===== STORED RECORDS =====

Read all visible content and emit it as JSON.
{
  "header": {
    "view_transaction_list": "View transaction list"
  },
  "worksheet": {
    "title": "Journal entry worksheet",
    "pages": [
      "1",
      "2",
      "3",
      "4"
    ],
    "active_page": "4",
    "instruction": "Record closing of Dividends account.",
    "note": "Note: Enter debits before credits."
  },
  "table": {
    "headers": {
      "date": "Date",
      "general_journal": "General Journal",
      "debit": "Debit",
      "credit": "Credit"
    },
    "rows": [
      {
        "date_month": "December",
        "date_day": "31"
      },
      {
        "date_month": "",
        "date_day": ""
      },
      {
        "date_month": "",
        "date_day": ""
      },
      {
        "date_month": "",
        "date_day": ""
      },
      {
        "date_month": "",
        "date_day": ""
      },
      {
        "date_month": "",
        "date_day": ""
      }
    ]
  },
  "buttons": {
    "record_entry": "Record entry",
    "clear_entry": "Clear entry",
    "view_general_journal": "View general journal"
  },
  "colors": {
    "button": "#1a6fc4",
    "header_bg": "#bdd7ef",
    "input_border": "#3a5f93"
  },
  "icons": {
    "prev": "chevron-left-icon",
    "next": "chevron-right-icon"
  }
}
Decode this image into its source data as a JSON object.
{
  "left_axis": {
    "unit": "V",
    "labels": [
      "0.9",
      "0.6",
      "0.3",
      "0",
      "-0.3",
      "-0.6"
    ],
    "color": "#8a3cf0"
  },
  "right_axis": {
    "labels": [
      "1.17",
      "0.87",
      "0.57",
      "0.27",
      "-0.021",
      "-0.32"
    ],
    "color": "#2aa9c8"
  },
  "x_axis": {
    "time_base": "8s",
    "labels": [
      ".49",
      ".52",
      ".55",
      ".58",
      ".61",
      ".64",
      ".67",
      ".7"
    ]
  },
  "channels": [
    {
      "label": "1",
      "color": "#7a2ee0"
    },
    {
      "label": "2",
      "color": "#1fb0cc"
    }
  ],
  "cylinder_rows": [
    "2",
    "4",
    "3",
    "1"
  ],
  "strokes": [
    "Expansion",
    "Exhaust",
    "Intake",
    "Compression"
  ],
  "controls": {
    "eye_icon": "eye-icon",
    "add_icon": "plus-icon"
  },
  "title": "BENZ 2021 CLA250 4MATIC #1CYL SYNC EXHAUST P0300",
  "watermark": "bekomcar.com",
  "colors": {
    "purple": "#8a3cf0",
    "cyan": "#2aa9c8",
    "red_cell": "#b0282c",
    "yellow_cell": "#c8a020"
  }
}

=====

AIM: Repeat the data precisely, line by line.

EXERCISE SOLUTION:
Read all visible content and emit it as JSON.
{
  "header": {
    "view_transaction_list": "View transaction list"
  },
  "worksheet": {
    "title": "Journal entry worksheet",
    "pages": [
      "1",
      "2",
      "3",
      "4"
    ],
    "active_page": "4",
    "instruction": "Record closing of Dividends account.",
    "note": "Note: Enter debits before credits."
  },
  "table": {
    "headers": {
      "date": "Date",
      "general_journal": "General Journal",
      "debit": "Debit",
      "credit": "Credit"
    },
    "rows": [
      {
        "date_month": "December",
        "date_day": "31"
      },
      {
        "date_month": "",
        "date_day": ""
      },
      {
        "date_month": "",
        "date_day": ""
      },
      {
        "date_month": "",
        "date_day": ""
      },
      {
        "date_month": "",
        "date_day": ""
      },
      {
        "date_month": "",
        "date_day": ""
      }
    ]
  },
  "buttons": {
    "record_entry": "Record entry",
    "clear_entry": "Clear entry",
    "view_general_journal": "View general journal"
  },
  "colors": {
    "button": "#1a6fc4",
    "header_bg": "#bdd7ef",
    "input_border": "#3a5f93"
  },
  "icons": {
    "prev": "chevron-left-icon",
    "next": "chevron-right-icon"
  }
}
Decode this image into its source data as a JSON object.
{
  "left_axis": {
    "unit": "V",
    "labels": [
      "0.9",
      "0.6",
      "0.3",
      "0",
      "-0.3",
      "-0.6"
    ],
    "color": "#8a3cf0"
  },
  "right_axis": {
    "labels": [
      "1.17",
      "0.87",
      "0.57",
      "0.27",
      "-0.021",
      "-0.32"
    ],
    "color": "#2aa9c8"
  },
  "x_axis": {
    "time_base": "8s",
    "labels": [
      ".49",
      ".52",
      ".55",
      ".58",
      ".61",
      ".64",
      ".67",
      ".7"
    ]
  },
  "channels": [
    {
      "label": "1",
      "color": "#7a2ee0"
    },
    {
      "label": "2",
      "color": "#1fb0cc"
    }
  ],
  "cylinder_rows": [
    "2",
    "4",
    "3",
    "1"
  ],
  "strokes": [
    "Expansion",
    "Exhaust",
    "Intake",
    "Compression"
  ],
  "controls": {
    "eye_icon": "eye-icon",
    "add_icon": "plus-icon"
  },
  "title": "BENZ 2021 CLA250 4MATIC #1CYL SYNC EXHAUST P0300",
  "watermark": "bekomcar.com",
  "colors": {
    "purple": "#8a3cf0",
    "cyan": "#2aa9c8",
    "red_cell": "#b0282c",
    "yellow_cell": "#c8a020"
  }
}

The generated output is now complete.